Übungstext:
Es gibt eine stille Verschiebung, die kaum jemand ausspricht und die doch überall spürbar ist.
Eine Logik, die sich nicht aufdrängt, sondern sich durchsetzt. Unauffällig, konsequent, fast selbstverständlich.
Die Logik der Verwertbarkeit.
Dinge, Menschen, Orte – sie verlieren ihren Wert nicht plötzlich. Sie verlieren ihn leise.
Nicht durch Entscheidung, sondern durch Bewertung. Oder genauer: durch das Ausbleiben von Bewertung.
Ein alter Mensch sitzt in einem Raum. Er hat Zeit. Zu viel Zeit.
Nicht, weil Zeit plötzlich im Überfluss da wäre, sondern weil sie niemand mehr braucht.
Seine Geschichten haben keinen Markt mehr. Seine Erfahrungen keinen Preis.
Er wird nicht abgelehnt. Er wird verwaltet.
Ein kranker Mensch wird versorgt. Effizient, strukturiert, organisiert.
Alles funktioniert. Und doch fehlt etwas.
Nicht aus Bosheit, sondern weil es keinen Platz mehr hat: Zeit ohne Zweck.
Die Frage stellt sich nicht laut, aber sie steht im Raum:
Was bringt das noch?
Diese Frage ist der Kern.
Sie entscheidet darüber, was bleibt – und was verschwindet.
Auch draußen, jenseits der Städte, zeigt sich die gleiche Logik.
Ein Wald ist nicht einfach ein Wald. Er ist Bestand, Fläche, Potenzial.

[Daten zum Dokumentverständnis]

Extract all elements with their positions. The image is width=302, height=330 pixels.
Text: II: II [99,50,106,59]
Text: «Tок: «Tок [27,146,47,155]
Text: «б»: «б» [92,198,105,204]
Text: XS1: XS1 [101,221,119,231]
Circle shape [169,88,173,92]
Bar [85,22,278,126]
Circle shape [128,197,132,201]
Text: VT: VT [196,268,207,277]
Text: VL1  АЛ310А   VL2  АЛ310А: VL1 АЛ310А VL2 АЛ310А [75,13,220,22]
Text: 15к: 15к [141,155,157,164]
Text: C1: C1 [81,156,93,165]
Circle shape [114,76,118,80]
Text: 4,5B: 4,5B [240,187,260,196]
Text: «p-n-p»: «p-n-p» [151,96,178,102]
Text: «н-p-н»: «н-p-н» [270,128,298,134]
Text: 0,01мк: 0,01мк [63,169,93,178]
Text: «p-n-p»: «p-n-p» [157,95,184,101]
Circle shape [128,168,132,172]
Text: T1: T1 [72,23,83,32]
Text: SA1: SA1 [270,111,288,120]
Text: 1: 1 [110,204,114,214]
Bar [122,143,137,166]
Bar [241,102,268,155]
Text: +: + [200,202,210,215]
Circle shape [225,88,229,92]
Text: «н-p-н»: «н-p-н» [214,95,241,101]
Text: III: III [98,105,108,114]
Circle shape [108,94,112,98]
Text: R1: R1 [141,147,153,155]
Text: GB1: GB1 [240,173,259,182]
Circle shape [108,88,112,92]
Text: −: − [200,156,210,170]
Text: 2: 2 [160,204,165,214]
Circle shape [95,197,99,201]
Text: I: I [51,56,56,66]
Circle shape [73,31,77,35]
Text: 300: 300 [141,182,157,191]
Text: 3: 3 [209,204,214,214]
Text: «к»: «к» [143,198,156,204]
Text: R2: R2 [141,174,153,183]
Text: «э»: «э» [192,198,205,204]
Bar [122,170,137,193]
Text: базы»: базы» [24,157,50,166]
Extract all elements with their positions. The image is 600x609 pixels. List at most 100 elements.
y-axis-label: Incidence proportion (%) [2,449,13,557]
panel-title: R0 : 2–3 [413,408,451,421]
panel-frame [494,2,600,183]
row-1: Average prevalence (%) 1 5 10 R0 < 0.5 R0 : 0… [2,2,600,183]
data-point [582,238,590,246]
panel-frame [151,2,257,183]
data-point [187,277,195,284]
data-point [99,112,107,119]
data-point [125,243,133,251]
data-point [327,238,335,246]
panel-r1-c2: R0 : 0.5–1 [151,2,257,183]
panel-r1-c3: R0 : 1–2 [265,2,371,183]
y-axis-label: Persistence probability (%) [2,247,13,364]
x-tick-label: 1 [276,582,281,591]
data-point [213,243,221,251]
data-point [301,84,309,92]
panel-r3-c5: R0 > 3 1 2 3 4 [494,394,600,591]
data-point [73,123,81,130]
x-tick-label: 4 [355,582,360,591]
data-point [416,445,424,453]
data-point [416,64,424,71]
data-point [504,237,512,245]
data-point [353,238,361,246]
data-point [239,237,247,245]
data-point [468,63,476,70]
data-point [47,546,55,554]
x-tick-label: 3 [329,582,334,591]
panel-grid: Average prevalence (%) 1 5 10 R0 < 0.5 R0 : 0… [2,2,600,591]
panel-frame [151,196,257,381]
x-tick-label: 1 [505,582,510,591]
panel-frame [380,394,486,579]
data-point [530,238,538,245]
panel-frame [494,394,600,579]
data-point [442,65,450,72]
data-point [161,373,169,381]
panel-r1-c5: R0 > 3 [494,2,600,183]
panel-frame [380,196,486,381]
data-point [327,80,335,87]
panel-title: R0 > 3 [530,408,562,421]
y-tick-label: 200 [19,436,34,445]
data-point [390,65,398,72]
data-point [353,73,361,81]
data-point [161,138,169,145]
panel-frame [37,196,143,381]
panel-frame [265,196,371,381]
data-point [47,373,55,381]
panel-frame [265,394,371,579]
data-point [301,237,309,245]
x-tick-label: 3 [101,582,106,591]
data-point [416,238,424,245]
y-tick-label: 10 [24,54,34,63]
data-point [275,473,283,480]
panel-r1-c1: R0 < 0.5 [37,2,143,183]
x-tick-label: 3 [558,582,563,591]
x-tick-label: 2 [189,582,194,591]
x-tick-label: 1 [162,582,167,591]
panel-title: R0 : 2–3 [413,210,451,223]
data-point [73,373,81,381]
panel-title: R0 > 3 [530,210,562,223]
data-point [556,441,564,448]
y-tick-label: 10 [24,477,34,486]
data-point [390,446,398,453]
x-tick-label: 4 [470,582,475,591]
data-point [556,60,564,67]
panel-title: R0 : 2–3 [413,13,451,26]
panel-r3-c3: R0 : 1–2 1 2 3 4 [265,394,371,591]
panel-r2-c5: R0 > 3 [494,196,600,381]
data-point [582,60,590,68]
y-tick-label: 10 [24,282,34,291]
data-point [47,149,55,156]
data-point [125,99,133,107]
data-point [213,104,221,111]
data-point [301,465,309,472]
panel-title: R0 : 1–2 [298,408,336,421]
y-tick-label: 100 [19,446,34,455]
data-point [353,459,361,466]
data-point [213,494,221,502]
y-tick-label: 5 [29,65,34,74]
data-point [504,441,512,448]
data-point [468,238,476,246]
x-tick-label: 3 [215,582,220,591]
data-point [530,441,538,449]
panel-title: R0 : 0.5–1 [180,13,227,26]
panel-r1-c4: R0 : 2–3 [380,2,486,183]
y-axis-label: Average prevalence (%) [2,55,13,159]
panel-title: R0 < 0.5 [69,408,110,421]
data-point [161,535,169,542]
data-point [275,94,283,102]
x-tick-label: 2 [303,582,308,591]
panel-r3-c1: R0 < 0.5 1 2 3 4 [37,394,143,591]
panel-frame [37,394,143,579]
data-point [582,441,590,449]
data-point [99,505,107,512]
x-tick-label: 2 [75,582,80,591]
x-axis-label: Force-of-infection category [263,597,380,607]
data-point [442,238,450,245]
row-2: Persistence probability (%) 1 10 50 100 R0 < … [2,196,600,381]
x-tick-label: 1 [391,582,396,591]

Zu lösende Aufgaben:
(1) Beantworten Sie zum Text über die Logik der Verwertbarkeit folgende Fragen:
(a) Was haben die Geschichten des alten Menschen nicht mehr?
(b) Mit welchen drei Wörtern wird beschrieben, wie der kranke Mensch versorgt wird?
(c) Was ist ein Wald laut dem Text außer einfach ein Wald?
(2) Schreiben Sie aus dem Text über die Logik der Verwertbarkeit alles von „Nicht, weil Zeit“ bis hinunter zu „Effizient, strukturiert, organisiert.“ genau ab.
(3) Führen Sie den Text über die Logik der Verwertbarkeit im Anschluss an seinen letzten Satz weiter.

Antworten nach Nummern:
(1)
(a) Sie haben keinen Markt mehr.
(b) Effizient, strukturiert, organisiert.
(c) Er ist Bestand, Fläche, Potenzial.

(2)
Nicht, weil Zeit plötzlich im Überfluss da wäre, sondern weil sie niemand mehr braucht.
Seine Geschichten haben keinen Markt mehr. Seine Erfahrungen keinen Preis.
Er wird nicht abgelehnt. Er wird verwaltet.
Ein kranker Mensch wird versorgt. Effizient, strukturiert, organisiert.

(3)
Ein Meer ist nicht einfach ein Meer. Es ist Ressource.
Eine Landschaft ist nicht einfach da. Sie muss sich lohnen.
Und wenn sie das nicht tut, wird sie entweder übersehen –
oder romantisiert.
Aber selten ernst genommen.
Das Absurde daran ist nicht, dass wir nutzen.
Das haben Menschen immer getan.
Das Absurde ist, dass wir kaum noch etwas gelten lassen,
das keinen Nutzen hat.
Ein Moment ohne Zweck wirkt plötzlich wie Leerlauf.
Ein Ort ohne Funktion wie Verschwendung.
Ein Mensch ohne Output wie ein Problem.
Und genau hier kippt etwas.
Denn was keinen Zweck hat, entzieht sich der Logik.
Es lässt sich nicht einordnen, nicht messen, nicht rechtfertigen.
Es ist einfach da.
Und genau das wird schwierig.
Nicht, weil es wertlos wäre –
sondern weil es sich nicht verwerten lässt.